** start of MATERIAL FOR THE TASK **
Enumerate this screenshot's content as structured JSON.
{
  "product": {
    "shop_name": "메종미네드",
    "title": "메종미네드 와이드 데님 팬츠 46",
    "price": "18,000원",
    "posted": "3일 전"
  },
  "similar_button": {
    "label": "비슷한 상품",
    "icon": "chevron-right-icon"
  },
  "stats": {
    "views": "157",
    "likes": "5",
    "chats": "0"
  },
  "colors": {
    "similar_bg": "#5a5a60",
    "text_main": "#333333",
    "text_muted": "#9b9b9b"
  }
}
** end of MATERIAL FOR THE TASK **
** start of MATERIAL FOR THE TASK **
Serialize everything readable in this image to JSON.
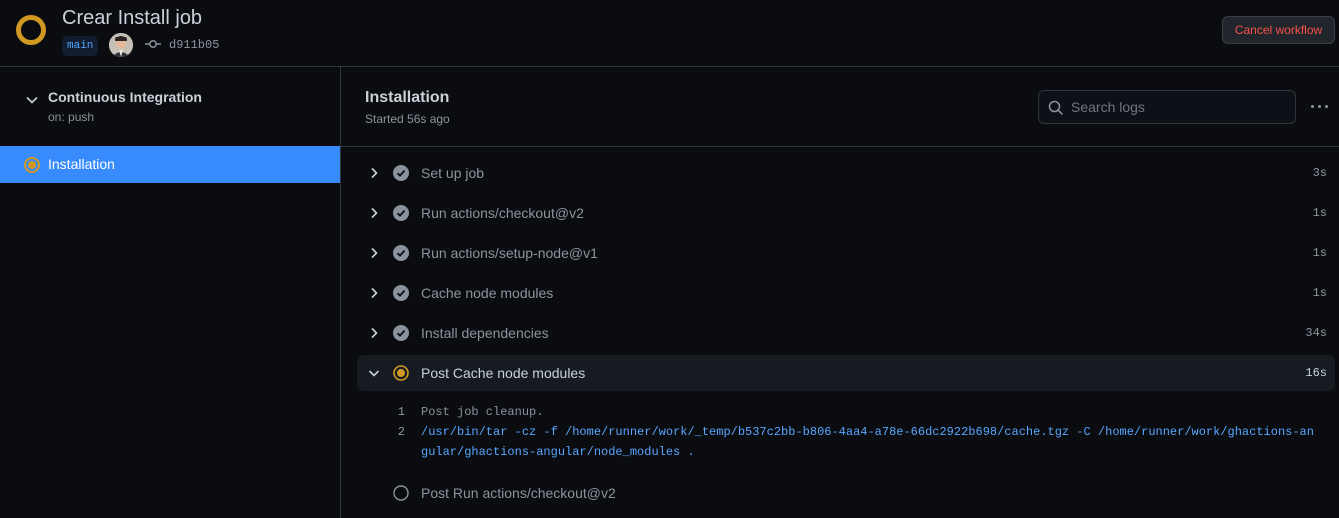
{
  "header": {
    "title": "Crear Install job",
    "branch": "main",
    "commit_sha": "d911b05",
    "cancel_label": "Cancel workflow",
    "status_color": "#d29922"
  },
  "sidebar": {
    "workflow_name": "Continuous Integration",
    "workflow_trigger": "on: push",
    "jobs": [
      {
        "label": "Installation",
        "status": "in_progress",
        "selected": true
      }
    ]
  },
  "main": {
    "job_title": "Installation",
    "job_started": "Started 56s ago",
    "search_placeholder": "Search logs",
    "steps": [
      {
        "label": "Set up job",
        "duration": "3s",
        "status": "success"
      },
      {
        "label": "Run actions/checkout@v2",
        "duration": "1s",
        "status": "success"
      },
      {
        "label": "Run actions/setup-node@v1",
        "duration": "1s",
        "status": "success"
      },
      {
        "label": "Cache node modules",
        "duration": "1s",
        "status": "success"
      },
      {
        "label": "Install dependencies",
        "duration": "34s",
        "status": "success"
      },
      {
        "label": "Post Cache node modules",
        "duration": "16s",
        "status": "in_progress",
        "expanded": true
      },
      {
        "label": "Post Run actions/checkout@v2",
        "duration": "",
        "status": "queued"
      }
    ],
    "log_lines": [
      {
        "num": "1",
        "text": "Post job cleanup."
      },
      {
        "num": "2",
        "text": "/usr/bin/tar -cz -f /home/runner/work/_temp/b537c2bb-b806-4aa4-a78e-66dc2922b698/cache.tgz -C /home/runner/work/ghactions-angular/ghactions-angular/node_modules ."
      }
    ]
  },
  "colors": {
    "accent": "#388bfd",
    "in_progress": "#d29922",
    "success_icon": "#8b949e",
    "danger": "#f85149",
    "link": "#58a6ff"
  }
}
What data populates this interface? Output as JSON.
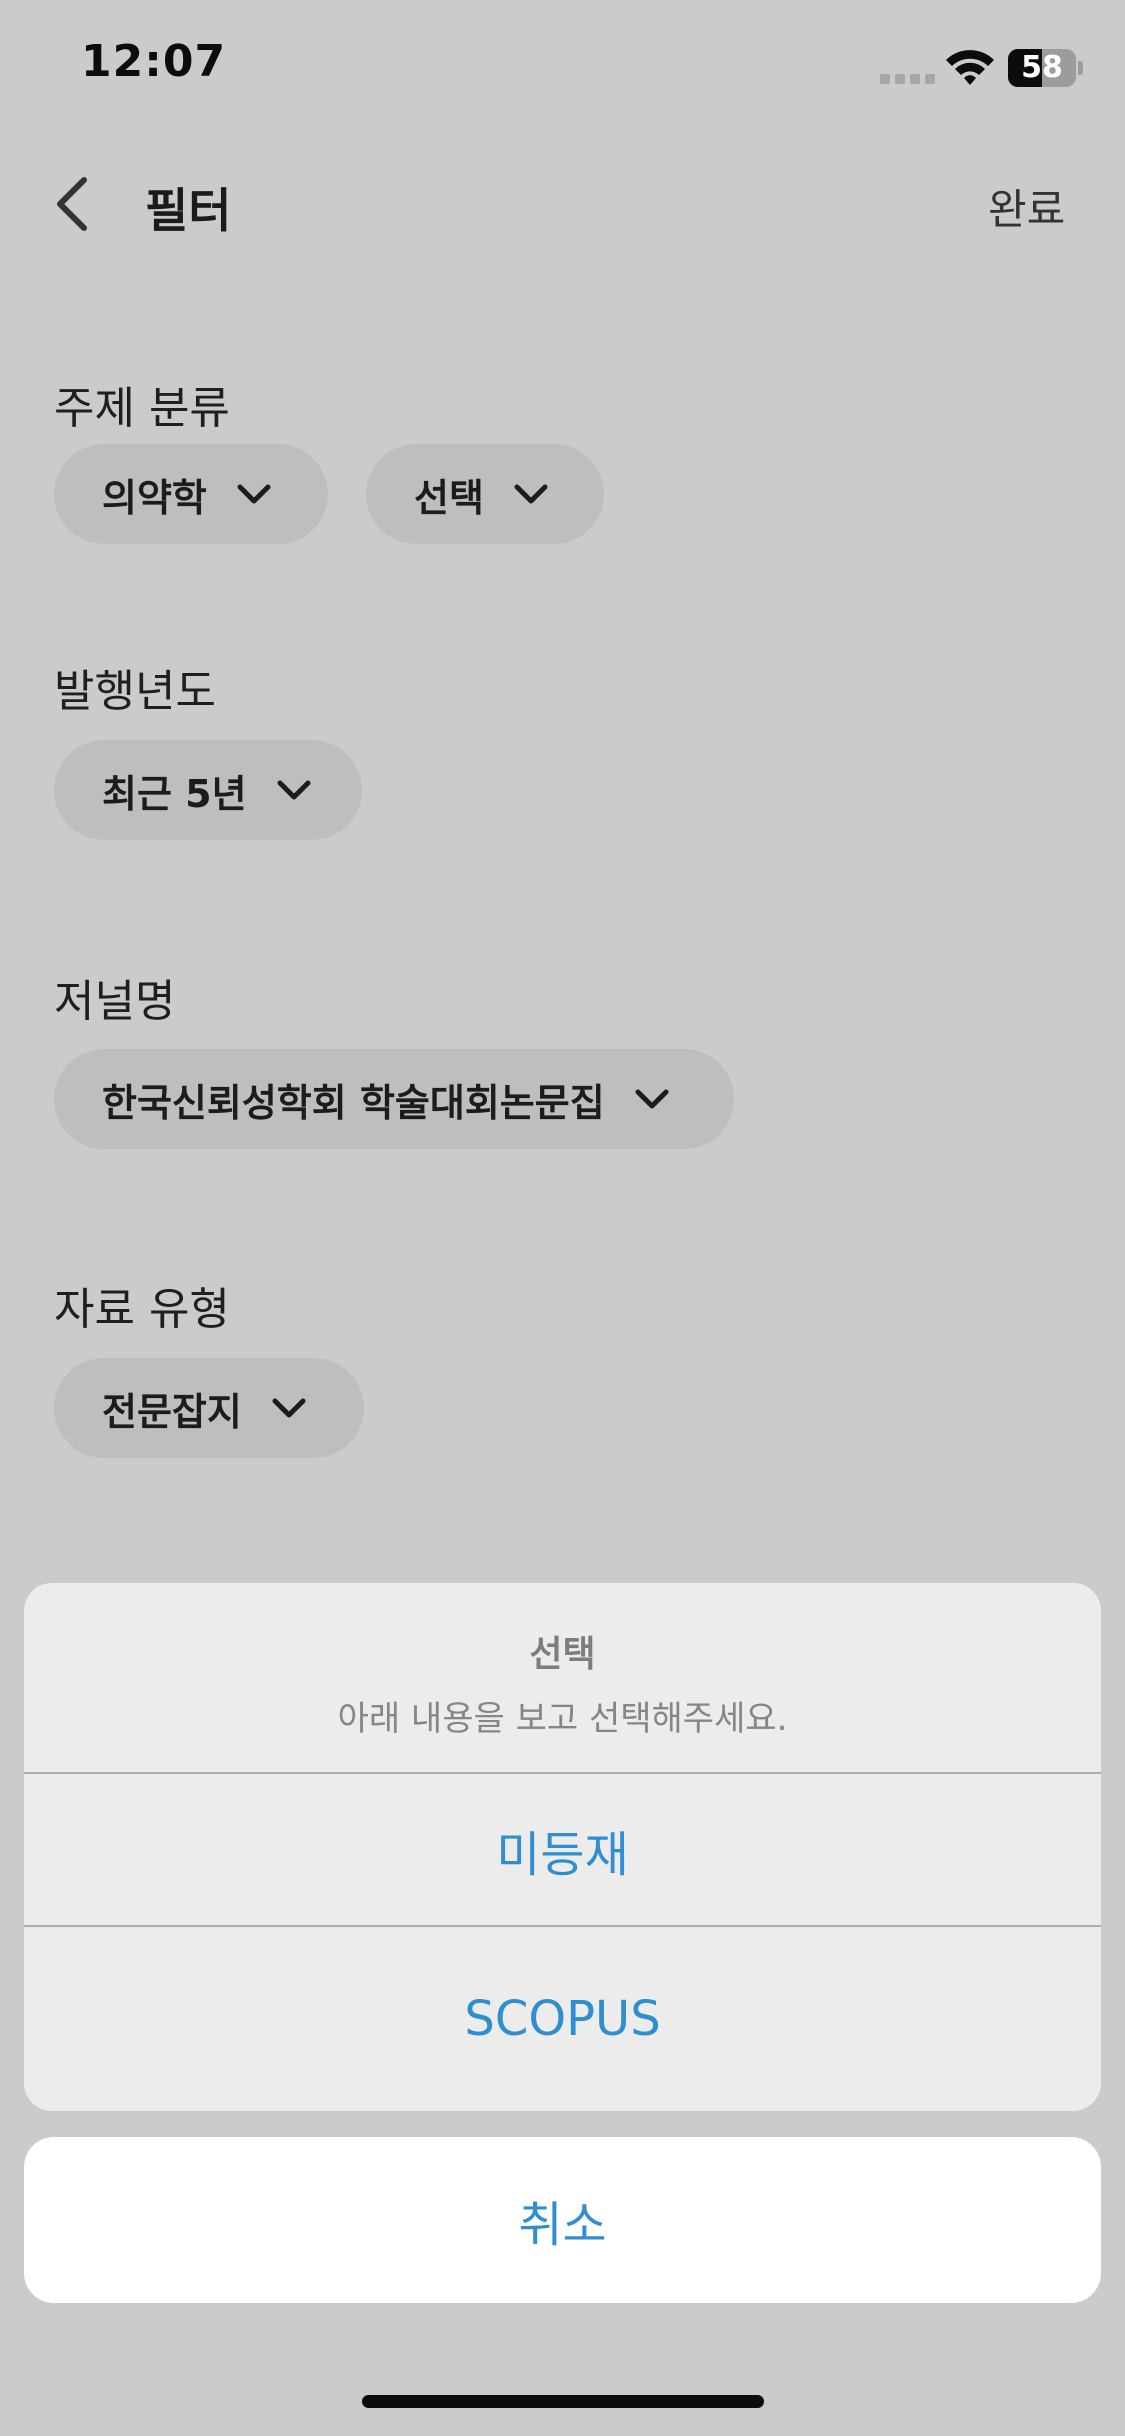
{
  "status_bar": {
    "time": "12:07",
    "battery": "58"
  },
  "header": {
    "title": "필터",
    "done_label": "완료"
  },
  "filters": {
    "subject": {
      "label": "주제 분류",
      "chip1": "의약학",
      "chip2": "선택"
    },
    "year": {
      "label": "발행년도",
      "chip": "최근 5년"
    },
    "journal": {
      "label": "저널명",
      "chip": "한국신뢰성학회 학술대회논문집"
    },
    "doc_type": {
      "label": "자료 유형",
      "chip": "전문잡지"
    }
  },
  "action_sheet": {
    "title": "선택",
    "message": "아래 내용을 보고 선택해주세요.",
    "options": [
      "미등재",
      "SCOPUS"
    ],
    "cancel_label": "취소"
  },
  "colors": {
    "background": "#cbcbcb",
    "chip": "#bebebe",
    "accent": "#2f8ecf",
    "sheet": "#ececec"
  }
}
** end of MATERIAL FOR THE TASK **
Tally up the lines holding the string "checkout" in this listing, and report the total alone.

2